*What you have to do*
Output all lines exactly, with nothing added or dropped.

********

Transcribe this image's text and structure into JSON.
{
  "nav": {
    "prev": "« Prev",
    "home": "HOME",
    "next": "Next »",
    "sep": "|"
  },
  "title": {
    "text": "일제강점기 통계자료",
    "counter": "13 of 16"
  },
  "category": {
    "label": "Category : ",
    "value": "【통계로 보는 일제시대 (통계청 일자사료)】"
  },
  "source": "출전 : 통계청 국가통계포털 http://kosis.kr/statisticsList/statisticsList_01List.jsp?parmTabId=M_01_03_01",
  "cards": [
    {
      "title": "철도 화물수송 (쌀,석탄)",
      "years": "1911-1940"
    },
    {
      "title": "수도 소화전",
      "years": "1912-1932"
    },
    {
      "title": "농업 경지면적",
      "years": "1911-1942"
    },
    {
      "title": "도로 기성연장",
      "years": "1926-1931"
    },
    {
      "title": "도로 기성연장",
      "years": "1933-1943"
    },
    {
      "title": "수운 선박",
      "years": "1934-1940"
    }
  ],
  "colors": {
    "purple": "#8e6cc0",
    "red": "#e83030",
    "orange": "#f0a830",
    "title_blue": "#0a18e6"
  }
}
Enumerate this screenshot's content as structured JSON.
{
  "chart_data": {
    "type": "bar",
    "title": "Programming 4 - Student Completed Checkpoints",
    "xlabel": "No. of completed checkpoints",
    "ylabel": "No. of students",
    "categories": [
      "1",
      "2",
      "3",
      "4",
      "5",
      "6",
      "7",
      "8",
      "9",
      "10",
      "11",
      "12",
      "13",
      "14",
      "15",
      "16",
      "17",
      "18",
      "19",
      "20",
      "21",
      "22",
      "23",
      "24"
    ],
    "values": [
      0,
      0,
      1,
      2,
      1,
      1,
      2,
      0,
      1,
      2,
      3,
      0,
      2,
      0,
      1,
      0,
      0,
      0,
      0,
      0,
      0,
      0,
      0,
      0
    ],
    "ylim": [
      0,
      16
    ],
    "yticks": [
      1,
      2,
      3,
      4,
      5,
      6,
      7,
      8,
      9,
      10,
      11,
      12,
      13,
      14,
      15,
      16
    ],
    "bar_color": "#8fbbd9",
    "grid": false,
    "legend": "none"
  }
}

********

*Complete output*
Transcribe this image's text and structure into JSON.
{
  "nav": {
    "prev": "« Prev",
    "home": "HOME",
    "next": "Next »",
    "sep": "|"
  },
  "title": {
    "text": "일제강점기 통계자료",
    "counter": "13 of 16"
  },
  "category": {
    "label": "Category : ",
    "value": "【통계로 보는 일제시대 (통계청 일자사료)】"
  },
  "source": "출전 : 통계청 국가통계포털 http://kosis.kr/statisticsList/statisticsList_01List.jsp?parmTabId=M_01_03_01",
  "cards": [
    {
      "title": "철도 화물수송 (쌀,석탄)",
      "years": "1911-1940"
    },
    {
      "title": "수도 소화전",
      "years": "1912-1932"
    },
    {
      "title": "농업 경지면적",
      "years": "1911-1942"
    },
    {
      "title": "도로 기성연장",
      "years": "1926-1931"
    },
    {
      "title": "도로 기성연장",
      "years": "1933-1943"
    },
    {
      "title": "수운 선박",
      "years": "1934-1940"
    }
  ],
  "colors": {
    "purple": "#8e6cc0",
    "red": "#e83030",
    "orange": "#f0a830",
    "title_blue": "#0a18e6"
  }
}
Enumerate this screenshot's content as structured JSON.
{
  "chart_data": {
    "type": "bar",
    "title": "Programming 4 - Student Completed Checkpoints",
    "xlabel": "No. of completed checkpoints",
    "ylabel": "No. of students",
    "categories": [
      "1",
      "2",
      "3",
      "4",
      "5",
      "6",
      "7",
      "8",
      "9",
      "10",
      "11",
      "12",
      "13",
      "14",
      "15",
      "16",
      "17",
      "18",
      "19",
      "20",
      "21",
      "22",
      "23",
      "24"
    ],
    "values": [
      0,
      0,
      1,
      2,
      1,
      1,
      2,
      0,
      1,
      2,
      3,
      0,
      2,
      0,
      1,
      0,
      0,
      0,
      0,
      0,
      0,
      0,
      0,
      0
    ],
    "ylim": [
      0,
      16
    ],
    "yticks": [
      1,
      2,
      3,
      4,
      5,
      6,
      7,
      8,
      9,
      10,
      11,
      12,
      13,
      14,
      15,
      16
    ],
    "bar_color": "#8fbbd9",
    "grid": false,
    "legend": "none"
  }
}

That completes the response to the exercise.